>> BEGIN

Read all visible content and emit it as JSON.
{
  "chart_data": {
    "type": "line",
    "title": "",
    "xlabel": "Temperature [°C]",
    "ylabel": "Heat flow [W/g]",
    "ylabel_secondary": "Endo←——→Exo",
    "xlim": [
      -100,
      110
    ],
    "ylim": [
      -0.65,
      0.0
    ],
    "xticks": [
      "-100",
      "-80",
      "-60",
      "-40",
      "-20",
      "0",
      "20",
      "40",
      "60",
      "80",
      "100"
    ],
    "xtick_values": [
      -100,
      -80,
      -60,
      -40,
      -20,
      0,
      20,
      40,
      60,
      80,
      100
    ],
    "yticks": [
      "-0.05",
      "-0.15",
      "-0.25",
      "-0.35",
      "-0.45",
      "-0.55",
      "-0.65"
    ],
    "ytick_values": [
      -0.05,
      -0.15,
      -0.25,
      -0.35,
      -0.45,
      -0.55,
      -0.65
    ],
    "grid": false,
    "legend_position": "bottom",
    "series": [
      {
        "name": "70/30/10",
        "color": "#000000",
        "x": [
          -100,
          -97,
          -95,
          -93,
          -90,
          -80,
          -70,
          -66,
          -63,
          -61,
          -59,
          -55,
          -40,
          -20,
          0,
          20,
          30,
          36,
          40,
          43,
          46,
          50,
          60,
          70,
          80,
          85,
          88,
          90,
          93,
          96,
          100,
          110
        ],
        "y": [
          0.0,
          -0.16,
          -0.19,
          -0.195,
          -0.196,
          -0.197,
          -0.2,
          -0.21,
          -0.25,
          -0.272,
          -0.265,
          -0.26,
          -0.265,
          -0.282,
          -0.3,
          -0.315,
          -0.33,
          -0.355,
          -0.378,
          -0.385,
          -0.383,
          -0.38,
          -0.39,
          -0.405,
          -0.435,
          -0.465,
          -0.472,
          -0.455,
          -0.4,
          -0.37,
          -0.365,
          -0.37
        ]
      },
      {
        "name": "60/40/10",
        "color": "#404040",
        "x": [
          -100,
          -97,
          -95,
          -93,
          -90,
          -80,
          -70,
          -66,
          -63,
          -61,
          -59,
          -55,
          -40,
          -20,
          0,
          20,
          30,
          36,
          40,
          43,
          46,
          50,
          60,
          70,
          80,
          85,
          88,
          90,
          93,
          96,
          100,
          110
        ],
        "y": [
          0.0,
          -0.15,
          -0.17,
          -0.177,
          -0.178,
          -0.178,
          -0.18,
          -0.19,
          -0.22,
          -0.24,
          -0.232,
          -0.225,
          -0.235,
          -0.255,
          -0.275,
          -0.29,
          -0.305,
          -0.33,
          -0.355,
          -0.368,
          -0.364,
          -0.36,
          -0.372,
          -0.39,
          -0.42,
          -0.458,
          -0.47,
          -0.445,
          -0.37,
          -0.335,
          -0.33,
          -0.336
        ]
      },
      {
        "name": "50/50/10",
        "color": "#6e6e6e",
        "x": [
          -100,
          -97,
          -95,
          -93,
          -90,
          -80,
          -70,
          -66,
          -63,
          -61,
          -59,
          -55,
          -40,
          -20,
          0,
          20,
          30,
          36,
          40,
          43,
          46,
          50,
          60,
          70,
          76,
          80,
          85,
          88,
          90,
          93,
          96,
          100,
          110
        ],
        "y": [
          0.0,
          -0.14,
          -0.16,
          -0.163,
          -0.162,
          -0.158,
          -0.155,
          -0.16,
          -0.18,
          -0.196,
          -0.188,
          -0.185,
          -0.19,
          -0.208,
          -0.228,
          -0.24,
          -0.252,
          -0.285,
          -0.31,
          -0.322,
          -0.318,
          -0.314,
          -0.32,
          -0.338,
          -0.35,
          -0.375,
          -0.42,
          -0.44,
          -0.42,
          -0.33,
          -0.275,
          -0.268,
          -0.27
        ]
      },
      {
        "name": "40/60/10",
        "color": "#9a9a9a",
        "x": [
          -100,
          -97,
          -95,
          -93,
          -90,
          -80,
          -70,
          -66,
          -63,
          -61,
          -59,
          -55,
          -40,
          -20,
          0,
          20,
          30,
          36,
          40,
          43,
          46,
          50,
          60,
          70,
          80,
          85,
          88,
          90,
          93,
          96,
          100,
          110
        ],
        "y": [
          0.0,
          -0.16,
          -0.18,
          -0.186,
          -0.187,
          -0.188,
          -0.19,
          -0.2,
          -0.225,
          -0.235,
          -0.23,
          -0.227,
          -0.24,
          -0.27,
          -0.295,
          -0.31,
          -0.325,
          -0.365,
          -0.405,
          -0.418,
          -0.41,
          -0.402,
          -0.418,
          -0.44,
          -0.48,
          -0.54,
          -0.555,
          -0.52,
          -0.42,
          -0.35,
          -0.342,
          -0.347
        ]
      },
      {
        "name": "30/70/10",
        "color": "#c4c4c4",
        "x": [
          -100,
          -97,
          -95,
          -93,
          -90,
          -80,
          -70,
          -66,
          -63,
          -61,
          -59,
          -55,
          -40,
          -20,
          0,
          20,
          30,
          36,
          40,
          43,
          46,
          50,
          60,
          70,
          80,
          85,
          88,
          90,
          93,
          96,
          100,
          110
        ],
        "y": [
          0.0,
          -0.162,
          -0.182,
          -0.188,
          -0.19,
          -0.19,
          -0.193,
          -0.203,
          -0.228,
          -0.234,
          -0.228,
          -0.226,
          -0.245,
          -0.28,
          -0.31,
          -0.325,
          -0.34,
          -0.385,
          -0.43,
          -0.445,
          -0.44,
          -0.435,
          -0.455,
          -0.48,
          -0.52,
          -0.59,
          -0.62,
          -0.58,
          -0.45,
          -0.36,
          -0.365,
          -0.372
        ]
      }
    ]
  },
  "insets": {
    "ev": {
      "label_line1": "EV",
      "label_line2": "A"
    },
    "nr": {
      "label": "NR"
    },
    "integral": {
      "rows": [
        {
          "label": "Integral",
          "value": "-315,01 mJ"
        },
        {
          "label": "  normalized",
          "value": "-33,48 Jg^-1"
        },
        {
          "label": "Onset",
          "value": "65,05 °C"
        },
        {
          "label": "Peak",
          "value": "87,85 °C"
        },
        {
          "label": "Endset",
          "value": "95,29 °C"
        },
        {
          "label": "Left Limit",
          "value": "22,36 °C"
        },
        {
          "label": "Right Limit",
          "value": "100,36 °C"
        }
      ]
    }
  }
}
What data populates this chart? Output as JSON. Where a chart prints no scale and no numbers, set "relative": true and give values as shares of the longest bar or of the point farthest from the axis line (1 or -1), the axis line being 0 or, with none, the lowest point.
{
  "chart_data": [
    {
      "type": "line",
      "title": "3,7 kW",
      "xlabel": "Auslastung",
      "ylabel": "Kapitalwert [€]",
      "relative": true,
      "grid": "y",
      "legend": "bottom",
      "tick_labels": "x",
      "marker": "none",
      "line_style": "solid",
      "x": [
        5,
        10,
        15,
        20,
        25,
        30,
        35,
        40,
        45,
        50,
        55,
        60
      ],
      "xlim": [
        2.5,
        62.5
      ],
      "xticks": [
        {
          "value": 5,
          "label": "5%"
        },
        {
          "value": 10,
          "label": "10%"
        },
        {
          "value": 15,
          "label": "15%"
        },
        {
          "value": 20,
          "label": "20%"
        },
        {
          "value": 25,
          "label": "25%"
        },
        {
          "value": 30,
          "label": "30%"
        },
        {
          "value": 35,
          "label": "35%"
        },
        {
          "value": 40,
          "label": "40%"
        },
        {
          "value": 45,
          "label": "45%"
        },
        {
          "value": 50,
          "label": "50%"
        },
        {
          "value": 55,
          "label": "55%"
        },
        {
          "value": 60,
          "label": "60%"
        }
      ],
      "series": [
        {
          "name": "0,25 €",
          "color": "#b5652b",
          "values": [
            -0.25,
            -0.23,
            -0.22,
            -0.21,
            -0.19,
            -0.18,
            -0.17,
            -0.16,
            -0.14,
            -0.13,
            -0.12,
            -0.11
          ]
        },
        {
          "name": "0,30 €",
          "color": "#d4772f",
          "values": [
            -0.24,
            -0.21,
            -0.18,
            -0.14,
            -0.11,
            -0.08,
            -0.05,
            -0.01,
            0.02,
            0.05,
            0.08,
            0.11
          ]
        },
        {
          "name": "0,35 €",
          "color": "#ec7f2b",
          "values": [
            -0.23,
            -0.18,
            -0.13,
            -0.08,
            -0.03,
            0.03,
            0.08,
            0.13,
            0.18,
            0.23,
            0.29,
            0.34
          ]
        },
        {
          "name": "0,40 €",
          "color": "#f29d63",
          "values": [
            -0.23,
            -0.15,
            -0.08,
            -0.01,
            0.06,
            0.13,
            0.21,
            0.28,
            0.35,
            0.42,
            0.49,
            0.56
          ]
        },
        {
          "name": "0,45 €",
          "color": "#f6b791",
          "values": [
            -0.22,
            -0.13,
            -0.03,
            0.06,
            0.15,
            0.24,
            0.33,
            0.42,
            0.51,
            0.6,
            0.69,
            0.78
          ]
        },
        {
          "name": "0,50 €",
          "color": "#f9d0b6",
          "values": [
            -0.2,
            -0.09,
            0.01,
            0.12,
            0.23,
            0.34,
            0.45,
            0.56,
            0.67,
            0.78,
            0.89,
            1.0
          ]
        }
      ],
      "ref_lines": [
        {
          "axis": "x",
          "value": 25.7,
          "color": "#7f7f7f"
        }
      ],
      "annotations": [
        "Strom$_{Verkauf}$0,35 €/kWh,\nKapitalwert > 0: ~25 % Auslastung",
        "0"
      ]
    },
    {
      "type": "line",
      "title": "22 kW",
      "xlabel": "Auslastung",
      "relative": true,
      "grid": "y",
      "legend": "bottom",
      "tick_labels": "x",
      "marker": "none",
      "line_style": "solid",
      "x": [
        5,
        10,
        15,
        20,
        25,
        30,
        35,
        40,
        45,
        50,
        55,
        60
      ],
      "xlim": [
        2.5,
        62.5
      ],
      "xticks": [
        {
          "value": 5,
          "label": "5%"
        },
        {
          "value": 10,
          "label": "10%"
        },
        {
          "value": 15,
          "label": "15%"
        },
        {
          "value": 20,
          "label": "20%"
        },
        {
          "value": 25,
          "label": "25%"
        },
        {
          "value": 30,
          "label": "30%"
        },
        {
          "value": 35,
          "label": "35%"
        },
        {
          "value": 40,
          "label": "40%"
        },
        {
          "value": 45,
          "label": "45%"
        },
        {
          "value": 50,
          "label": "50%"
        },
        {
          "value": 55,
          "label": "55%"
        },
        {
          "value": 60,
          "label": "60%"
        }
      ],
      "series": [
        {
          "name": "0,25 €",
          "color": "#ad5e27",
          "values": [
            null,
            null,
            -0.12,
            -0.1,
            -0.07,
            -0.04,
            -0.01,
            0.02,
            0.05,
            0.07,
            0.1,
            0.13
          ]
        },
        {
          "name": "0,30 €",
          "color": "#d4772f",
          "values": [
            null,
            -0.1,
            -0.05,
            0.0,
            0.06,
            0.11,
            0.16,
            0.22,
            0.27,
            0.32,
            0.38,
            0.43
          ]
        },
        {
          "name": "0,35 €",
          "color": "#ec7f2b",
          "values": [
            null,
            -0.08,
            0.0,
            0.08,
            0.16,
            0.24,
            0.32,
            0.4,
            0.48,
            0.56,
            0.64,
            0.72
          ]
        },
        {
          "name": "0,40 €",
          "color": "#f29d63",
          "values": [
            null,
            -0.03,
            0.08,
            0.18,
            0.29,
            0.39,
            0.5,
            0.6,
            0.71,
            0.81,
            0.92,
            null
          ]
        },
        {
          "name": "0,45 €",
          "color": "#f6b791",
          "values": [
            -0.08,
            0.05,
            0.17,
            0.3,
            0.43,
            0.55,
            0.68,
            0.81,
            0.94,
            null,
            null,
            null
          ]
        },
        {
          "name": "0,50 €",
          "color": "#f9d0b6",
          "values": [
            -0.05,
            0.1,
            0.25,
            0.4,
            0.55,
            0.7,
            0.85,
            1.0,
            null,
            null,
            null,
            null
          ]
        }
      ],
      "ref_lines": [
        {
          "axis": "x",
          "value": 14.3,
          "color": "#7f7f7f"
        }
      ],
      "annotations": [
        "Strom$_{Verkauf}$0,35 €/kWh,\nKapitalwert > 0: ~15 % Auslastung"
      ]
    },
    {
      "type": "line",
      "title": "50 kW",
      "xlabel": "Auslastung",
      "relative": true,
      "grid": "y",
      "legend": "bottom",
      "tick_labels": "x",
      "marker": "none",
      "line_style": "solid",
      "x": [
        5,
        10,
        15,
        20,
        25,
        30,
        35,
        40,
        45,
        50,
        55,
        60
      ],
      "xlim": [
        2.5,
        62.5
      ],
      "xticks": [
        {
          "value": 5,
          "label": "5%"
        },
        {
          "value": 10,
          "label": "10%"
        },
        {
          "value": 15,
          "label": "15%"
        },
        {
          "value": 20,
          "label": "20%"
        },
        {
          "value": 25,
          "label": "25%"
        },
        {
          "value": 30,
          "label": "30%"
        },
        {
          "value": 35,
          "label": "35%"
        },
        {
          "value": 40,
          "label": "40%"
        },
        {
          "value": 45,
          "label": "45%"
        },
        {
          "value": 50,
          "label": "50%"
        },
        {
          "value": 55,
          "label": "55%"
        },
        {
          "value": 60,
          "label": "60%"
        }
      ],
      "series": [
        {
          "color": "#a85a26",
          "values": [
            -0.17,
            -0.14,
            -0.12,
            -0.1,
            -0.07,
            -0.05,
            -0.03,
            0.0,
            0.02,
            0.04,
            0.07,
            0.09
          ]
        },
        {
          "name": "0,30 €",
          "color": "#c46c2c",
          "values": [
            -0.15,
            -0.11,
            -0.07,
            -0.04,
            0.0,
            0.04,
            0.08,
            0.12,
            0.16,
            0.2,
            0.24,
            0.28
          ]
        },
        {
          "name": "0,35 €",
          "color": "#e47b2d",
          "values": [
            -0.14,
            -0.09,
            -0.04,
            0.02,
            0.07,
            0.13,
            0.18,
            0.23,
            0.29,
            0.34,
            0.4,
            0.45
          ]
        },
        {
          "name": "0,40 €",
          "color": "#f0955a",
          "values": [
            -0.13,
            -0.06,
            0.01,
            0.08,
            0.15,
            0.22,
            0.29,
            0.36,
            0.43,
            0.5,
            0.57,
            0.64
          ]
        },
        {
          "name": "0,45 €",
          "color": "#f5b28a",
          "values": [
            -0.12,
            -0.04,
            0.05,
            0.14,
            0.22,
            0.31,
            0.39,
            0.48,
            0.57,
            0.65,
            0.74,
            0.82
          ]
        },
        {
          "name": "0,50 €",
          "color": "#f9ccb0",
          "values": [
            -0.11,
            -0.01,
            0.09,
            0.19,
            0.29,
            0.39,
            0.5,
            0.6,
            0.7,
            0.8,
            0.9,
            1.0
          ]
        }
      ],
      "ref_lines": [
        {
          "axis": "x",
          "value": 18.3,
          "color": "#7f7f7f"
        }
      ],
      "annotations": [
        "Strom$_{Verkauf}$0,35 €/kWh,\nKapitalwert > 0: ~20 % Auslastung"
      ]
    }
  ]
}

>> END

• WHAT NEEDS TO BE DONE: In the entries above, count each line holding "title" and report the total and nothing more.

• EXERCISE RESULT: 4